## WHAT YOU NEED TO DO
From the records, pick out and copy each line containing "public".

### TASK MATERIAL ###

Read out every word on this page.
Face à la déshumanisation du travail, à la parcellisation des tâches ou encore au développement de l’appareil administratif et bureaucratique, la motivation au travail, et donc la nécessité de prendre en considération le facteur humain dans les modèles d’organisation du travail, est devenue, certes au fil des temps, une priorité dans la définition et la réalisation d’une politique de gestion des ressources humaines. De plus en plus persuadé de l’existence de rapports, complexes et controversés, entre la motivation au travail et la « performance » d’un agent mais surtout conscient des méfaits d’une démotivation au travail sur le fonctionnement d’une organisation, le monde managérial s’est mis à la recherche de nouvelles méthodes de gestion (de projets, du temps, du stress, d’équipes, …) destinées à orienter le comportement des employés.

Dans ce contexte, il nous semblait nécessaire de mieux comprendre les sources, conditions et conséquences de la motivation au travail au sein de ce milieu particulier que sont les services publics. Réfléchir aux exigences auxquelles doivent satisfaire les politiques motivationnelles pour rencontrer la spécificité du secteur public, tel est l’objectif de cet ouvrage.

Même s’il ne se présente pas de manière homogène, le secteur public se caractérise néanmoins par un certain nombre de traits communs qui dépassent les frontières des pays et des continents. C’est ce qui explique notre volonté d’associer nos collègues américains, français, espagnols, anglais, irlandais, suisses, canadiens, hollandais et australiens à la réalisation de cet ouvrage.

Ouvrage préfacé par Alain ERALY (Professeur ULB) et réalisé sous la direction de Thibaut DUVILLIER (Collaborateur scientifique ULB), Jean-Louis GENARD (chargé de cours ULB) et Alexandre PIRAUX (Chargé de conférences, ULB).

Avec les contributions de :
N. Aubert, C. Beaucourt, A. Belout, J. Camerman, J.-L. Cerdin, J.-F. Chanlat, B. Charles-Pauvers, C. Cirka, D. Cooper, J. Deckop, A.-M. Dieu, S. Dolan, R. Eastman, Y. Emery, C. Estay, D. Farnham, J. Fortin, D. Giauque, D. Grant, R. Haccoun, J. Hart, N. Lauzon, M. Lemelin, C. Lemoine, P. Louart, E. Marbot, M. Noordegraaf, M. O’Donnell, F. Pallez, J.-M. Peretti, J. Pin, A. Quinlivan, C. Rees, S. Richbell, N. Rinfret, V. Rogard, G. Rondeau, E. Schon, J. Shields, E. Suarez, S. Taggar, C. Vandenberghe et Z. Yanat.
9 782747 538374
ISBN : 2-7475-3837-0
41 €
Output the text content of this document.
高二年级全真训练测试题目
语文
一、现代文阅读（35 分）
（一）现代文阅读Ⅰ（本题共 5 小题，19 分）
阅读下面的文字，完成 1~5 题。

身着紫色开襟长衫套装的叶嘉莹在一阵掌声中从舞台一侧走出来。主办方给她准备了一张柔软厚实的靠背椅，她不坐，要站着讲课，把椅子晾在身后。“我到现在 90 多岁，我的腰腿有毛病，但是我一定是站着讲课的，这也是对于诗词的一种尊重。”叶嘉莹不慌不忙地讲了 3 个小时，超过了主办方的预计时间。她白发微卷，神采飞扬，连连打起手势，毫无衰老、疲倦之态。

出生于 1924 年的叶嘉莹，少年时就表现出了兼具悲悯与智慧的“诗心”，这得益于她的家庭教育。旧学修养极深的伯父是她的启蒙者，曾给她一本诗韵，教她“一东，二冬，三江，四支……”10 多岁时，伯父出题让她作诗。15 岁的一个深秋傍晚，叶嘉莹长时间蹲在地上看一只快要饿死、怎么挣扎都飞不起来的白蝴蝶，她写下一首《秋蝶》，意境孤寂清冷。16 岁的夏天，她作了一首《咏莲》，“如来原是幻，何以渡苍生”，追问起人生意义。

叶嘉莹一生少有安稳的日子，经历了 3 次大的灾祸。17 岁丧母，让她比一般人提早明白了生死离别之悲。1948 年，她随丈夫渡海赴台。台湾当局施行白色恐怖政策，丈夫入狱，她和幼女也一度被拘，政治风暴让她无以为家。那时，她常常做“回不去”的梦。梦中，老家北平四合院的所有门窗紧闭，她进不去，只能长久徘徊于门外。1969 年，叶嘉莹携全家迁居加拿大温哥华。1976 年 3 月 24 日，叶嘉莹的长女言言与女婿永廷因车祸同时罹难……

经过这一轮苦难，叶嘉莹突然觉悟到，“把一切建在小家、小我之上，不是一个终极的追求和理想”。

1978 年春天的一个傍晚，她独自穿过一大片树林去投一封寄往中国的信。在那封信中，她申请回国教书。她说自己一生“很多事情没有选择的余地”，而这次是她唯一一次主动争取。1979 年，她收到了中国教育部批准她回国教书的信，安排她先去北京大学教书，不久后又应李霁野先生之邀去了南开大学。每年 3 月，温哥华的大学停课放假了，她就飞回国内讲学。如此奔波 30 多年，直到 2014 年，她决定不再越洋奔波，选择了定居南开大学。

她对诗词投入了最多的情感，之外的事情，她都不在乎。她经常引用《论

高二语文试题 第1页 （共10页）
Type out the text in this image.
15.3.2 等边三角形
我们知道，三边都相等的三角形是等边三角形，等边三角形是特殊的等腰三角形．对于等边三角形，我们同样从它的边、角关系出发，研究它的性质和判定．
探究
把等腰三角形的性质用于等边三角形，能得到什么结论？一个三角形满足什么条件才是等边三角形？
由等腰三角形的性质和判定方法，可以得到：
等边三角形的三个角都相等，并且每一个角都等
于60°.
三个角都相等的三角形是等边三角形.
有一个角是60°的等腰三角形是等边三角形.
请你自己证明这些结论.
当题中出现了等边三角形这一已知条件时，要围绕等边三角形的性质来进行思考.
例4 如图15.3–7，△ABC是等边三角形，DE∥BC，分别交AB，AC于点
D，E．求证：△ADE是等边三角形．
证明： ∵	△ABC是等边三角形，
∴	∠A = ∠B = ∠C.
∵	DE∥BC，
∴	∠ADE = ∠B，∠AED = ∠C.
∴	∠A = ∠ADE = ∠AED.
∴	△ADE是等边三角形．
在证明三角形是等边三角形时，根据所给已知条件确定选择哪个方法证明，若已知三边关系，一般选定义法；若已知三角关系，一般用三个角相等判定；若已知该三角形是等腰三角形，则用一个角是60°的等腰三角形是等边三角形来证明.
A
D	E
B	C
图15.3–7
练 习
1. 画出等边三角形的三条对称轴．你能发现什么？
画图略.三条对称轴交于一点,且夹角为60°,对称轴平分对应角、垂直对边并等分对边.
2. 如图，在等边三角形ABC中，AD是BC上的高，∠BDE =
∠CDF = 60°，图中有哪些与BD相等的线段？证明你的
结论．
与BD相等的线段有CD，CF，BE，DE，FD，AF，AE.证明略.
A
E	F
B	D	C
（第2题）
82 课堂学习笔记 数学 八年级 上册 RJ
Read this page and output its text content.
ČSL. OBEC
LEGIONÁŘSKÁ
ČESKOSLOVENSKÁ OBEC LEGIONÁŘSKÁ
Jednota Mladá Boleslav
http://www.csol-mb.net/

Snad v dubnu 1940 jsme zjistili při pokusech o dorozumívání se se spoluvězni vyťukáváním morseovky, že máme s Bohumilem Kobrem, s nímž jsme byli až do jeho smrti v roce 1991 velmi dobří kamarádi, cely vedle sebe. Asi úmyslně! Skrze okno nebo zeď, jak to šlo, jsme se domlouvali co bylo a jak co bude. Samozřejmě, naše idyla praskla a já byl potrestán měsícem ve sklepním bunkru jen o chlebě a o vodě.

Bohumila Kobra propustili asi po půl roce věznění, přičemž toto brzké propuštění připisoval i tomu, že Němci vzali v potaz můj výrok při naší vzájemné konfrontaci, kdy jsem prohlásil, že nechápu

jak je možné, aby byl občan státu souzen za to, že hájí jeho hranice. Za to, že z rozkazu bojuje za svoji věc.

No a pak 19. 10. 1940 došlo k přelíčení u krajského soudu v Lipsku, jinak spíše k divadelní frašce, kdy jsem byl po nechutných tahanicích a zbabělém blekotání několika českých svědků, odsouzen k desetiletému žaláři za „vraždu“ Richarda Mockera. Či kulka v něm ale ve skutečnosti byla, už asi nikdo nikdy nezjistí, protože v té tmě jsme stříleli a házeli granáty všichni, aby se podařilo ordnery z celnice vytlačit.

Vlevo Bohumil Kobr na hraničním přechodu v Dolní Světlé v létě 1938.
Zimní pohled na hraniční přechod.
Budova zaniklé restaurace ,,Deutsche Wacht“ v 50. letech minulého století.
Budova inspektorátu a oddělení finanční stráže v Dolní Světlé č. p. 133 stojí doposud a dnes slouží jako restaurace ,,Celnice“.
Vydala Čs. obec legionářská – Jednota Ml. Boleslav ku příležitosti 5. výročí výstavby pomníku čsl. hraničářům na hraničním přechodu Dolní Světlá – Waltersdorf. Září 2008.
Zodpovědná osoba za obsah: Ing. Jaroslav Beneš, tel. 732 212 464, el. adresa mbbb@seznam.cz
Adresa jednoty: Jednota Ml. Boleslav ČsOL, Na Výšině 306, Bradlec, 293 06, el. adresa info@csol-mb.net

###

## THE RESULT
Dans ce contexte, il nous semblait nécessaire de mieux comprendre les sources, conditions et conséquences de la motivation au travail au sein de ce milieu particulier que sont les services publics. Réfléchir aux exigences auxquelles doivent satisfaire les politiques motivationnelles pour rencontrer la spécificité du secteur public, tel est l’objectif de cet ouvrage.
Même s’il ne se présente pas de manière homogène, le secteur public se caractérise néanmoins par un certain nombre de traits communs qui dépassent les frontières des pays et des continents. C’est ce qui explique notre volonté d’associer nos collègues américains, français, espagnols, anglais, irlandais, suisses, canadiens, hollandais et australiens à la réalisation de cet ouvrage.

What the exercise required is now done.